**WHAT IS REQUIRED**
Below are entries. Pull out all lines containing "泛亚航运中国内贸集装箱运价指数".
* * * * * * * * *
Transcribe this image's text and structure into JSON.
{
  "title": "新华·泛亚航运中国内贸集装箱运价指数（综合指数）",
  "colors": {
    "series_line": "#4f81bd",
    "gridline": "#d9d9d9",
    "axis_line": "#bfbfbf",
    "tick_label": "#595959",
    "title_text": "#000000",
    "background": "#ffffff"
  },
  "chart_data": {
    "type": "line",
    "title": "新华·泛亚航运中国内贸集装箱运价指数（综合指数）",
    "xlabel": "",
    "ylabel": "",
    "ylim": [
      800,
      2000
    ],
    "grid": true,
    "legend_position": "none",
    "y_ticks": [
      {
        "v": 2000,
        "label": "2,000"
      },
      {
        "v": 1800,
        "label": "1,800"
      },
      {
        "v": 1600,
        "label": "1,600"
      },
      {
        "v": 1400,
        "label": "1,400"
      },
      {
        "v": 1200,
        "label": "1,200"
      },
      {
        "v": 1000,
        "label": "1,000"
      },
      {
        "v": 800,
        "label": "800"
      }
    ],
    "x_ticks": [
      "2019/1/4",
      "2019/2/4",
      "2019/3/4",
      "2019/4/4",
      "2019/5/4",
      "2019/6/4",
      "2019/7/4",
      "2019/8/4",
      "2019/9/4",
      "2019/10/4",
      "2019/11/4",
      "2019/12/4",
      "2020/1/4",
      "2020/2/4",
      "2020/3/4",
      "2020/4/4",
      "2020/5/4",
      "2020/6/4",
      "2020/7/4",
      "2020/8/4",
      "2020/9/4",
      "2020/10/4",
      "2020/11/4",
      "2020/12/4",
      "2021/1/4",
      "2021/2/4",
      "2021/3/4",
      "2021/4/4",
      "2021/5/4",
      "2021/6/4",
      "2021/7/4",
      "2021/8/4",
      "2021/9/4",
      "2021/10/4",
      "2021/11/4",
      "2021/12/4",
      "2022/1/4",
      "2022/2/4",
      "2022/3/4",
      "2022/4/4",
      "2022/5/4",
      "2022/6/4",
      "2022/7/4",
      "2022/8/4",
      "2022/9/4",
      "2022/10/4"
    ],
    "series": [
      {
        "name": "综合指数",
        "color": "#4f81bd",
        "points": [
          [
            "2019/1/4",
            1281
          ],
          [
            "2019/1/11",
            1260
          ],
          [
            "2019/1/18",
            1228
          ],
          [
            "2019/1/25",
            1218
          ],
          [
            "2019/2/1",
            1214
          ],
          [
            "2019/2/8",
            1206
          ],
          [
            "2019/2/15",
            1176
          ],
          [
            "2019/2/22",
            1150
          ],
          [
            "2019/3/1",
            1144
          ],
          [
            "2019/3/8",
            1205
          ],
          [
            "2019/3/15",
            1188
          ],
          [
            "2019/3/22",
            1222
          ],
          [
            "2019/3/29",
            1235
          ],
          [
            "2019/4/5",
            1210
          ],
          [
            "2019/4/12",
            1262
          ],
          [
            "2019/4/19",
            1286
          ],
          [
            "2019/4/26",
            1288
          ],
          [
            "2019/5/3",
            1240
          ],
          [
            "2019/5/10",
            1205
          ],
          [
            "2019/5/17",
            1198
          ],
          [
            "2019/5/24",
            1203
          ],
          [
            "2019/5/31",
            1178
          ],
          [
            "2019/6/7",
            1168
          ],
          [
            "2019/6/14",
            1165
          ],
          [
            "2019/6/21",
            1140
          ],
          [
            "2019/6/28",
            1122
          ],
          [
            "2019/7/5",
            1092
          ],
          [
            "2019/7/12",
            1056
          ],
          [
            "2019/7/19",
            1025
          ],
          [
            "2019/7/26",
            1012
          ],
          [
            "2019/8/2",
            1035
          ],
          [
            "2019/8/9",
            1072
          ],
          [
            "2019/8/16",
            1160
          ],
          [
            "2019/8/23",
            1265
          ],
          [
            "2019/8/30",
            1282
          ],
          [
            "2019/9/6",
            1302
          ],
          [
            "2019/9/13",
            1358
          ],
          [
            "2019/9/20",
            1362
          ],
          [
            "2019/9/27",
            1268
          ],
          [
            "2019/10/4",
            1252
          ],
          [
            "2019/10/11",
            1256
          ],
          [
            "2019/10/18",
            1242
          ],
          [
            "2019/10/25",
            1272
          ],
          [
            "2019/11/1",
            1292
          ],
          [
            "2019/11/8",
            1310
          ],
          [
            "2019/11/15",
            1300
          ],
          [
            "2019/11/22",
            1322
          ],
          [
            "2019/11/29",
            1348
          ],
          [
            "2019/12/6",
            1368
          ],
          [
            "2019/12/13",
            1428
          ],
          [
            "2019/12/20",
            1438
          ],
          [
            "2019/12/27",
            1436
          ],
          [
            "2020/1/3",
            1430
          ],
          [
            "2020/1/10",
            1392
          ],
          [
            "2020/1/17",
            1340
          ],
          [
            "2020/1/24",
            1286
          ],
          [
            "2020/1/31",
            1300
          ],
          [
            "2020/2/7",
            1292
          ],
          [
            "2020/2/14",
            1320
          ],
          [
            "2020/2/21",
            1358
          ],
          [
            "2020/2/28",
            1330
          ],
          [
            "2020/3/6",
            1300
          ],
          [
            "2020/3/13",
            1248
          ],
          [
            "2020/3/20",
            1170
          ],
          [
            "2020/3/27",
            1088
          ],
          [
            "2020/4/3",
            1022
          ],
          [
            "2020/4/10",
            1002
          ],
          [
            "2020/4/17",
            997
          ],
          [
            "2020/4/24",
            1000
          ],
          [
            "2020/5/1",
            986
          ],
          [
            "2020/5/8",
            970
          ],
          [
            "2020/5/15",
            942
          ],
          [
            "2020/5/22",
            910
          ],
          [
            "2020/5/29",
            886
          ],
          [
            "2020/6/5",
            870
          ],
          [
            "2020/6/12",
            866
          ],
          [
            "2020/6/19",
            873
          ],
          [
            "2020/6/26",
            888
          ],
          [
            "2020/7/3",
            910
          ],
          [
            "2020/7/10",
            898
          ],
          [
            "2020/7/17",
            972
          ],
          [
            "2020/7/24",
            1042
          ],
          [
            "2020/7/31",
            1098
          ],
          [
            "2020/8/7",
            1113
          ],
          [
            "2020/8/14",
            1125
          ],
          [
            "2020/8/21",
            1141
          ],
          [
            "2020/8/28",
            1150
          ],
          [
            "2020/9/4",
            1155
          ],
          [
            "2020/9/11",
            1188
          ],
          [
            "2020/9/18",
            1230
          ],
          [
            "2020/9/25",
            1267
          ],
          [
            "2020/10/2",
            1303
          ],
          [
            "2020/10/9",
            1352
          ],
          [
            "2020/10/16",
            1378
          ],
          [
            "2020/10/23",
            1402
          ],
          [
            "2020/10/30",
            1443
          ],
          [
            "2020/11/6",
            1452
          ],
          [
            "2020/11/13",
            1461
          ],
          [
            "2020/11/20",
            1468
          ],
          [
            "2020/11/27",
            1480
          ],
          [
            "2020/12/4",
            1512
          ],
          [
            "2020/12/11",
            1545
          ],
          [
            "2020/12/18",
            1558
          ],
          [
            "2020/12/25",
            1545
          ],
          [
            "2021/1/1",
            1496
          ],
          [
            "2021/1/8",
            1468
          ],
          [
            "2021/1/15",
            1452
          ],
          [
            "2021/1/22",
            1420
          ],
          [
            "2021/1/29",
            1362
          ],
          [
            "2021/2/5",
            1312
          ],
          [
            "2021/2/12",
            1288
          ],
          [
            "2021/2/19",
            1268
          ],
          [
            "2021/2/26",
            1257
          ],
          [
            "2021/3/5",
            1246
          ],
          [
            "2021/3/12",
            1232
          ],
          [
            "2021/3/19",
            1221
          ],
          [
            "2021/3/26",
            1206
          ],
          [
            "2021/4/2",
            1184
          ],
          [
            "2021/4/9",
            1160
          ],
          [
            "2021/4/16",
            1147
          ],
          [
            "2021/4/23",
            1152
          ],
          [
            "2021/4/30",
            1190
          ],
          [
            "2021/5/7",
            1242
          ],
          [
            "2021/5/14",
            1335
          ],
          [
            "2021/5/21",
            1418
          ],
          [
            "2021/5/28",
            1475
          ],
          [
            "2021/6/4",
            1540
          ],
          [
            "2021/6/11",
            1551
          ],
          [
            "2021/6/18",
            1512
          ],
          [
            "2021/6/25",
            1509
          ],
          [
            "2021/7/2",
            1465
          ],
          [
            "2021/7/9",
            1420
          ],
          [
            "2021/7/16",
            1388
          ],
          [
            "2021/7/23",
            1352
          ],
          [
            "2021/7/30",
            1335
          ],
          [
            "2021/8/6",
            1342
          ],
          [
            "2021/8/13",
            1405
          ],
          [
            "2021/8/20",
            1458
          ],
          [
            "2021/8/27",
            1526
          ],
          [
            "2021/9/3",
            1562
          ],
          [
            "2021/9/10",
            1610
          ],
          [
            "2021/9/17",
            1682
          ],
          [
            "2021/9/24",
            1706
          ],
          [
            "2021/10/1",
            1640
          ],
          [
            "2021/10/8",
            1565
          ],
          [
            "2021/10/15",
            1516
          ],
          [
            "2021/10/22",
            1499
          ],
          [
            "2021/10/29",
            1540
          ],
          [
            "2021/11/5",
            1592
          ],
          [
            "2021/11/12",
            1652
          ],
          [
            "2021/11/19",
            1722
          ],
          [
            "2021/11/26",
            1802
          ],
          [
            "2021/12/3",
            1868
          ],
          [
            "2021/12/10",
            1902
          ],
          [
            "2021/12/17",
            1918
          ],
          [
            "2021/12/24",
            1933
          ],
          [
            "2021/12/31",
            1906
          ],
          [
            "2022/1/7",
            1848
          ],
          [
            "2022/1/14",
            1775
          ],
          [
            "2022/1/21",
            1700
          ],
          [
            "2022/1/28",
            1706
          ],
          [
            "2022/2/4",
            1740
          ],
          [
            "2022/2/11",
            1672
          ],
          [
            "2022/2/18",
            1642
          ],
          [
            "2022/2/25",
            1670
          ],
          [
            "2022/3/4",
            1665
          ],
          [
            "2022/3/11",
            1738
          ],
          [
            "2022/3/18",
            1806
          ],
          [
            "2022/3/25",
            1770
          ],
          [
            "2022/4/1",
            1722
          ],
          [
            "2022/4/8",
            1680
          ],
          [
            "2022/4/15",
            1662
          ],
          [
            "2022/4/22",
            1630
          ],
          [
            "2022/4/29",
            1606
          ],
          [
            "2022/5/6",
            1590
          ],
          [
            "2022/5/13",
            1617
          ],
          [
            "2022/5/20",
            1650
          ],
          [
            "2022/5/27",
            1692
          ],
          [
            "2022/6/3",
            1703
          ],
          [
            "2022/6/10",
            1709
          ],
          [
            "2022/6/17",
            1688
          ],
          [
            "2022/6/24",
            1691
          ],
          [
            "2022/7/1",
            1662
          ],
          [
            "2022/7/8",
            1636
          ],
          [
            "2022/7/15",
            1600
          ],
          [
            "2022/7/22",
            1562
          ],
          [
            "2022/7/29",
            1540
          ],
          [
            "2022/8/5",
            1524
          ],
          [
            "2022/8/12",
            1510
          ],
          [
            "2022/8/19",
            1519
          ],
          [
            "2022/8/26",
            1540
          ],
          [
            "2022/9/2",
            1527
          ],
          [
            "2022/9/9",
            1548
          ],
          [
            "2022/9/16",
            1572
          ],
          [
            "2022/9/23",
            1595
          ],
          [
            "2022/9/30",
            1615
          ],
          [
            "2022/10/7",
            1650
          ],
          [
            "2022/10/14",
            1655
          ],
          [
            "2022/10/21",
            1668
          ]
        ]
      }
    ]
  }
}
* * * * * * * * *
**SOLUTION TO THIS EXERCISE**
  "title": "新华·泛亚航运中国内贸集装箱运价指数（综合指数）",
    "title": "新华·泛亚航运中国内贸集装箱运价指数（综合指数）",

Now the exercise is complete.